Records for the task:
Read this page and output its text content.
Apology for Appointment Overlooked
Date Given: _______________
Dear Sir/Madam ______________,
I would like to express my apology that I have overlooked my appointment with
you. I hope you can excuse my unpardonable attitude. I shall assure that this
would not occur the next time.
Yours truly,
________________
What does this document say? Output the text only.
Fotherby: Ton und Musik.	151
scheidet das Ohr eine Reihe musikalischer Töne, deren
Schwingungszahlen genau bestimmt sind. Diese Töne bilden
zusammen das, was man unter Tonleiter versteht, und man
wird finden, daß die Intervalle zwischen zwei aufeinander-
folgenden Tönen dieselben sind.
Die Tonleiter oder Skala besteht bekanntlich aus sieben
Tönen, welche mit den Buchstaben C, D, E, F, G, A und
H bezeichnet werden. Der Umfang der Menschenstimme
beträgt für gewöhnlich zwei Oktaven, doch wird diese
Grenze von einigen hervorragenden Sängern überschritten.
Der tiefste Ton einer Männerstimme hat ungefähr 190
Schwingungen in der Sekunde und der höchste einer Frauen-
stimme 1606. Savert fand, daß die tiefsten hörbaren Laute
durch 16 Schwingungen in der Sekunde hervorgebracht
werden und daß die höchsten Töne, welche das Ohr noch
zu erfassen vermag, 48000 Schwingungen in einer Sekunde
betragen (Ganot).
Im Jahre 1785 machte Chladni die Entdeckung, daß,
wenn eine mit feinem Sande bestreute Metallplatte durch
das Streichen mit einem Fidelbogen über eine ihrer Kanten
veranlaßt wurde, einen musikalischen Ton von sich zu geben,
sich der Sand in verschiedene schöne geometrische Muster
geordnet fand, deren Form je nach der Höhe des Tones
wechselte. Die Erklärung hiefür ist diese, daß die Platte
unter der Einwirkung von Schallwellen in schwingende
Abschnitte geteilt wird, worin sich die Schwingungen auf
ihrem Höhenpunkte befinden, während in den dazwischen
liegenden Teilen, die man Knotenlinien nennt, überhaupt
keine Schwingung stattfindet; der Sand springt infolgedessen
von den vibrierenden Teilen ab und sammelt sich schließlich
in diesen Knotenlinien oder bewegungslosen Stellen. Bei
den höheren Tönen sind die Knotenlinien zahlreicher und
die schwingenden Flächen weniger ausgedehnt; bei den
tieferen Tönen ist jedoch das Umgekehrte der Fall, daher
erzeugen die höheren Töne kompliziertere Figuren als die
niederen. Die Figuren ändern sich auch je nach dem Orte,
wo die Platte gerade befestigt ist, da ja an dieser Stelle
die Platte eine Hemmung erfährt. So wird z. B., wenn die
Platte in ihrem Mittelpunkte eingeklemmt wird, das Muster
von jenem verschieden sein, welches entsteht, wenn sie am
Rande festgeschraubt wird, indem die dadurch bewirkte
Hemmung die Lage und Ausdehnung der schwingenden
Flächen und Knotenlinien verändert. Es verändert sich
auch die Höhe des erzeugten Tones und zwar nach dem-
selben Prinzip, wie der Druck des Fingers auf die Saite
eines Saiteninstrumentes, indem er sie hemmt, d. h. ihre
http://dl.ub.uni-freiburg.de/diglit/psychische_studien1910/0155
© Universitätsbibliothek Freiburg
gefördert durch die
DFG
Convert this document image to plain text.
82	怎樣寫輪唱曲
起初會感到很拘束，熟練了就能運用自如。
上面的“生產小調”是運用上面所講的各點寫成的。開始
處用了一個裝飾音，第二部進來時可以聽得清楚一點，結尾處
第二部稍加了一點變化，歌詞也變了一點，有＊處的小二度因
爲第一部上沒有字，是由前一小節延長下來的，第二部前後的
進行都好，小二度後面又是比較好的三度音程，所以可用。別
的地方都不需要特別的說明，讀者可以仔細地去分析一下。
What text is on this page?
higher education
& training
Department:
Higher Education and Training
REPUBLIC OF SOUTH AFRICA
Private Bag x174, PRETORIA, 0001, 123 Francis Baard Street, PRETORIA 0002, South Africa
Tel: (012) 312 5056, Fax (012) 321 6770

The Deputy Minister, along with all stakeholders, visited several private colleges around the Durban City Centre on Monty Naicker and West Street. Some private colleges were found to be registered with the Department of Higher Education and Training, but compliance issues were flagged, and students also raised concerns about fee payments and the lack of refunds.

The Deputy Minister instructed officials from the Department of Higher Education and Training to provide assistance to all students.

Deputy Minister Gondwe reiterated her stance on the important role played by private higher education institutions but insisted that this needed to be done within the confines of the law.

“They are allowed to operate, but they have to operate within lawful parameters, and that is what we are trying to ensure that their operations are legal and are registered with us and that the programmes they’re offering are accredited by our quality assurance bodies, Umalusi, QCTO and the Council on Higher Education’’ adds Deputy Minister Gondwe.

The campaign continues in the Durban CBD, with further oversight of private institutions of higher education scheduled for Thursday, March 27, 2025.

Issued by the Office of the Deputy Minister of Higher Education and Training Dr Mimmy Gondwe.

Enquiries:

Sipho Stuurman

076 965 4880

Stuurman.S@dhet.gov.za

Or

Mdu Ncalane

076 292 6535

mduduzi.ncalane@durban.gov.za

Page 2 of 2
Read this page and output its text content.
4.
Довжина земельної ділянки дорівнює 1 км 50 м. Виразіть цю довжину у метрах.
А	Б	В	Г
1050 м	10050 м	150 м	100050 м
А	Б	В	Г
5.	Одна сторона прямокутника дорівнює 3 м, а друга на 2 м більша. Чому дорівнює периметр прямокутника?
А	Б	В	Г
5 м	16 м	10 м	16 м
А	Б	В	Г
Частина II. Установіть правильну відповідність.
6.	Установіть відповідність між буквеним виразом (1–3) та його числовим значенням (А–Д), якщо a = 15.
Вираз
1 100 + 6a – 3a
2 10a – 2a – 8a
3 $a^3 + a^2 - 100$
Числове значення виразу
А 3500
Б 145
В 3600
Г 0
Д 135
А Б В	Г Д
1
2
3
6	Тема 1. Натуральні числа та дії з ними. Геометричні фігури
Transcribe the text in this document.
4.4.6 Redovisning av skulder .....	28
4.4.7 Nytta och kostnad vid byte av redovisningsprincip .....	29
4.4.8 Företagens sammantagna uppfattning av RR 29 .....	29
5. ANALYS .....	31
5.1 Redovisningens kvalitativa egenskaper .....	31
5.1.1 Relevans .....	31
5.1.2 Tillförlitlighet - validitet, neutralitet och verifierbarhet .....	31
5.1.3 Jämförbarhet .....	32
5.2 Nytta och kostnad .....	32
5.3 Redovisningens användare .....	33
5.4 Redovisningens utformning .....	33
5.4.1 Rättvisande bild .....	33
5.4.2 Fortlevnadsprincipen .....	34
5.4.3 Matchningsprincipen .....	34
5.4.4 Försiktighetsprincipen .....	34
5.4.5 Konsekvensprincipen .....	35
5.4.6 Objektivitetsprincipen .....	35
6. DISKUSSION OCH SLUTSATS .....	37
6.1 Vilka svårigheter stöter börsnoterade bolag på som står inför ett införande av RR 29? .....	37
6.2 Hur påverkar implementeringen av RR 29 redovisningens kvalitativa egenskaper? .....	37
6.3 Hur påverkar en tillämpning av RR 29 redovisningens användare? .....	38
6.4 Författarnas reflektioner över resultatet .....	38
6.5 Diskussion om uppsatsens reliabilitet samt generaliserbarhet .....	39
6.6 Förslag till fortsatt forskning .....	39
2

What you have to do: The records above must be repeated exactly, every one of them.

Final result:
Read this page and output its text content.
Apology for Appointment Overlooked
Date Given: _______________
Dear Sir/Madam ______________,
I would like to express my apology that I have overlooked my appointment with
you. I hope you can excuse my unpardonable attitude. I shall assure that this
would not occur the next time.
Yours truly,
________________
What does this document say? Output the text only.
Fotherby: Ton und Musik.	151
scheidet das Ohr eine Reihe musikalischer Töne, deren
Schwingungszahlen genau bestimmt sind. Diese Töne bilden
zusammen das, was man unter Tonleiter versteht, und man
wird finden, daß die Intervalle zwischen zwei aufeinander-
folgenden Tönen dieselben sind.
Die Tonleiter oder Skala besteht bekanntlich aus sieben
Tönen, welche mit den Buchstaben C, D, E, F, G, A und
H bezeichnet werden. Der Umfang der Menschenstimme
beträgt für gewöhnlich zwei Oktaven, doch wird diese
Grenze von einigen hervorragenden Sängern überschritten.
Der tiefste Ton einer Männerstimme hat ungefähr 190
Schwingungen in der Sekunde und der höchste einer Frauen-
stimme 1606. Savert fand, daß die tiefsten hörbaren Laute
durch 16 Schwingungen in der Sekunde hervorgebracht
werden und daß die höchsten Töne, welche das Ohr noch
zu erfassen vermag, 48000 Schwingungen in einer Sekunde
betragen (Ganot).
Im Jahre 1785 machte Chladni die Entdeckung, daß,
wenn eine mit feinem Sande bestreute Metallplatte durch
das Streichen mit einem Fidelbogen über eine ihrer Kanten
veranlaßt wurde, einen musikalischen Ton von sich zu geben,
sich der Sand in verschiedene schöne geometrische Muster
geordnet fand, deren Form je nach der Höhe des Tones
wechselte. Die Erklärung hiefür ist diese, daß die Platte
unter der Einwirkung von Schallwellen in schwingende
Abschnitte geteilt wird, worin sich die Schwingungen auf
ihrem Höhenpunkte befinden, während in den dazwischen
liegenden Teilen, die man Knotenlinien nennt, überhaupt
keine Schwingung stattfindet; der Sand springt infolgedessen
von den vibrierenden Teilen ab und sammelt sich schließlich
in diesen Knotenlinien oder bewegungslosen Stellen. Bei
den höheren Tönen sind die Knotenlinien zahlreicher und
die schwingenden Flächen weniger ausgedehnt; bei den
tieferen Tönen ist jedoch das Umgekehrte der Fall, daher
erzeugen die höheren Töne kompliziertere Figuren als die
niederen. Die Figuren ändern sich auch je nach dem Orte,
wo die Platte gerade befestigt ist, da ja an dieser Stelle
die Platte eine Hemmung erfährt. So wird z. B., wenn die
Platte in ihrem Mittelpunkte eingeklemmt wird, das Muster
von jenem verschieden sein, welches entsteht, wenn sie am
Rande festgeschraubt wird, indem die dadurch bewirkte
Hemmung die Lage und Ausdehnung der schwingenden
Flächen und Knotenlinien verändert. Es verändert sich
auch die Höhe des erzeugten Tones und zwar nach dem-
selben Prinzip, wie der Druck des Fingers auf die Saite
eines Saiteninstrumentes, indem er sie hemmt, d. h. ihre
http://dl.ub.uni-freiburg.de/diglit/psychische_studien1910/0155
© Universitätsbibliothek Freiburg
gefördert durch die
DFG
Convert this document image to plain text.
82	怎樣寫輪唱曲
起初會感到很拘束，熟練了就能運用自如。
上面的“生產小調”是運用上面所講的各點寫成的。開始
處用了一個裝飾音，第二部進來時可以聽得清楚一點，結尾處
第二部稍加了一點變化，歌詞也變了一點，有＊處的小二度因
爲第一部上沒有字，是由前一小節延長下來的，第二部前後的
進行都好，小二度後面又是比較好的三度音程，所以可用。別
的地方都不需要特別的說明，讀者可以仔細地去分析一下。
What text is on this page?
higher education
& training
Department:
Higher Education and Training
REPUBLIC OF SOUTH AFRICA
Private Bag x174, PRETORIA, 0001, 123 Francis Baard Street, PRETORIA 0002, South Africa
Tel: (012) 312 5056, Fax (012) 321 6770

The Deputy Minister, along with all stakeholders, visited several private colleges around the Durban City Centre on Monty Naicker and West Street. Some private colleges were found to be registered with the Department of Higher Education and Training, but compliance issues were flagged, and students also raised concerns about fee payments and the lack of refunds.

The Deputy Minister instructed officials from the Department of Higher Education and Training to provide assistance to all students.

Deputy Minister Gondwe reiterated her stance on the important role played by private higher education institutions but insisted that this needed to be done within the confines of the law.

“They are allowed to operate, but they have to operate within lawful parameters, and that is what we are trying to ensure that their operations are legal and are registered with us and that the programmes they’re offering are accredited by our quality assurance bodies, Umalusi, QCTO and the Council on Higher Education’’ adds Deputy Minister Gondwe.

The campaign continues in the Durban CBD, with further oversight of private institutions of higher education scheduled for Thursday, March 27, 2025.

Issued by the Office of the Deputy Minister of Higher Education and Training Dr Mimmy Gondwe.

Enquiries:

Sipho Stuurman

076 965 4880

Stuurman.S@dhet.gov.za

Or

Mdu Ncalane

076 292 6535

mduduzi.ncalane@durban.gov.za

Page 2 of 2
Read this page and output its text content.
4.
Довжина земельної ділянки дорівнює 1 км 50 м. Виразіть цю довжину у метрах.
А	Б	В	Г
1050 м	10050 м	150 м	100050 м
А	Б	В	Г
5.	Одна сторона прямокутника дорівнює 3 м, а друга на 2 м більша. Чому дорівнює периметр прямокутника?
А	Б	В	Г
5 м	16 м	10 м	16 м
А	Б	В	Г
Частина II. Установіть правильну відповідність.
6.	Установіть відповідність між буквеним виразом (1–3) та його числовим значенням (А–Д), якщо a = 15.
Вираз
1 100 + 6a – 3a
2 10a – 2a – 8a
3 $a^3 + a^2 - 100$
Числове значення виразу
А 3500
Б 145
В 3600
Г 0
Д 135
А Б В	Г Д
1
2
3
6	Тема 1. Натуральні числа та дії з ними. Геометричні фігури
Transcribe the text in this document.
4.4.6 Redovisning av skulder .....	28
4.4.7 Nytta och kostnad vid byte av redovisningsprincip .....	29
4.4.8 Företagens sammantagna uppfattning av RR 29 .....	29
5. ANALYS .....	31
5.1 Redovisningens kvalitativa egenskaper .....	31
5.1.1 Relevans .....	31
5.1.2 Tillförlitlighet - validitet, neutralitet och verifierbarhet .....	31
5.1.3 Jämförbarhet .....	32
5.2 Nytta och kostnad .....	32
5.3 Redovisningens användare .....	33
5.4 Redovisningens utformning .....	33
5.4.1 Rättvisande bild .....	33
5.4.2 Fortlevnadsprincipen .....	34
5.4.3 Matchningsprincipen .....	34
5.4.4 Försiktighetsprincipen .....	34
5.4.5 Konsekvensprincipen .....	35
5.4.6 Objektivitetsprincipen .....	35
6. DISKUSSION OCH SLUTSATS .....	37
6.1 Vilka svårigheter stöter börsnoterade bolag på som står inför ett införande av RR 29? .....	37
6.2 Hur påverkar implementeringen av RR 29 redovisningens kvalitativa egenskaper? .....	37
6.3 Hur påverkar en tillämpning av RR 29 redovisningens användare? .....	38
6.4 Författarnas reflektioner över resultatet .....	38
6.5 Diskussion om uppsatsens reliabilitet samt generaliserbarhet .....	39
6.6 Förslag till fortsatt forskning .....	39
2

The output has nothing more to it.